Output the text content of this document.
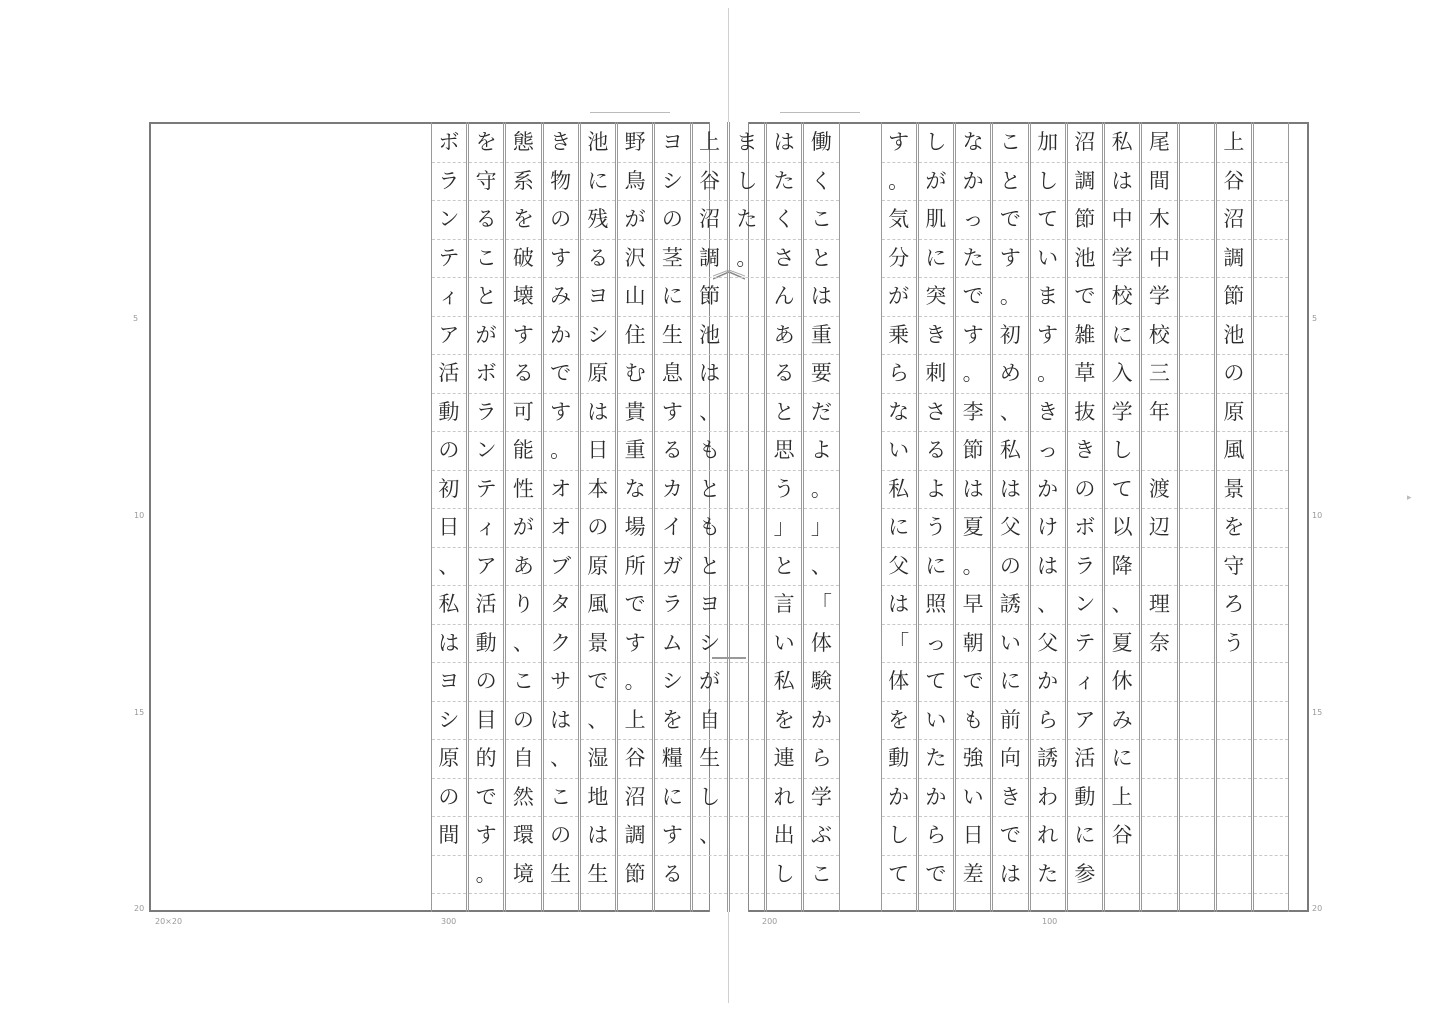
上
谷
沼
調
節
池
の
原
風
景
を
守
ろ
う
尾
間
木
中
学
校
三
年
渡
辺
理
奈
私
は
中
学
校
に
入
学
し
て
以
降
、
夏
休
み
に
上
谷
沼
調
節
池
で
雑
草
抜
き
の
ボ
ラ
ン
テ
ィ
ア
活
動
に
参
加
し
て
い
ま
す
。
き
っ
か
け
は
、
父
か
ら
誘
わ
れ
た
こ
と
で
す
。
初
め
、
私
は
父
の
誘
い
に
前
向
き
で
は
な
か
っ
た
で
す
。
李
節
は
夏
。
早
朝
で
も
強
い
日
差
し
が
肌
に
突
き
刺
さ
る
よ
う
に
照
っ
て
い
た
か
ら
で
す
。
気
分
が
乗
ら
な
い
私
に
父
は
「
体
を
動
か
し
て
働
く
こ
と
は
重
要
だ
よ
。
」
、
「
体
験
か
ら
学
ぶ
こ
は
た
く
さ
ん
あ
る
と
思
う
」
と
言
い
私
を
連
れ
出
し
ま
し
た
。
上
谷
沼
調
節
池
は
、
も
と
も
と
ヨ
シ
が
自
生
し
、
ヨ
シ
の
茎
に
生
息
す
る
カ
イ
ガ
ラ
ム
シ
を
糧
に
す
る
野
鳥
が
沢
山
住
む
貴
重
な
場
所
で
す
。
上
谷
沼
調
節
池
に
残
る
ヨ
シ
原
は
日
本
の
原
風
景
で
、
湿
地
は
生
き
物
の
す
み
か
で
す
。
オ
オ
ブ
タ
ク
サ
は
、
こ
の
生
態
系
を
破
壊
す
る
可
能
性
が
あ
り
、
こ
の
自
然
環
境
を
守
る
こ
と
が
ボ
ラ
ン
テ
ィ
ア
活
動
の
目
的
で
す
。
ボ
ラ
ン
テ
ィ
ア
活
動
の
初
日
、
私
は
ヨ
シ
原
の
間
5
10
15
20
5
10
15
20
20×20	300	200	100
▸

WORK INSTRUCTIONS: Make an exact copy of every record, pictures excluded.

RESULT OF THIS TASK:
Output the text content of this document.
上
谷
沼
調
節
池
の
原
風
景
を
守
ろ
う
尾
間
木
中
学
校
三
年
渡
辺
理
奈
私
は
中
学
校
に
入
学
し
て
以
降
、
夏
休
み
に
上
谷
沼
調
節
池
で
雑
草
抜
き
の
ボ
ラ
ン
テ
ィ
ア
活
動
に
参
加
し
て
い
ま
す
。
き
っ
か
け
は
、
父
か
ら
誘
わ
れ
た
こ
と
で
す
。
初
め
、
私
は
父
の
誘
い
に
前
向
き
で
は
な
か
っ
た
で
す
。
李
節
は
夏
。
早
朝
で
も
強
い
日
差
し
が
肌
に
突
き
刺
さ
る
よ
う
に
照
っ
て
い
た
か
ら
で
す
。
気
分
が
乗
ら
な
い
私
に
父
は
「
体
を
動
か
し
て
働
く
こ
と
は
重
要
だ
よ
。
」
、
「
体
験
か
ら
学
ぶ
こ
は
た
く
さ
ん
あ
る
と
思
う
」
と
言
い
私
を
連
れ
出
し
ま
し
た
。
上
谷
沼
調
節
池
は
、
も
と
も
と
ヨ
シ
が
自
生
し
、
ヨ
シ
の
茎
に
生
息
す
る
カ
イ
ガ
ラ
ム
シ
を
糧
に
す
る
野
鳥
が
沢
山
住
む
貴
重
な
場
所
で
す
。
上
谷
沼
調
節
池
に
残
る
ヨ
シ
原
は
日
本
の
原
風
景
で
、
湿
地
は
生
き
物
の
す
み
か
で
す
。
オ
オ
ブ
タ
ク
サ
は
、
こ
の
生
態
系
を
破
壊
す
る
可
能
性
が
あ
り
、
こ
の
自
然
環
境
を
守
る
こ
と
が
ボ
ラ
ン
テ
ィ
ア
活
動
の
目
的
で
す
。
ボ
ラ
ン
テ
ィ
ア
活
動
の
初
日
、
私
は
ヨ
シ
原
の
間
5
10
15
20
5
10
15
20
20×20	300	200	100
▸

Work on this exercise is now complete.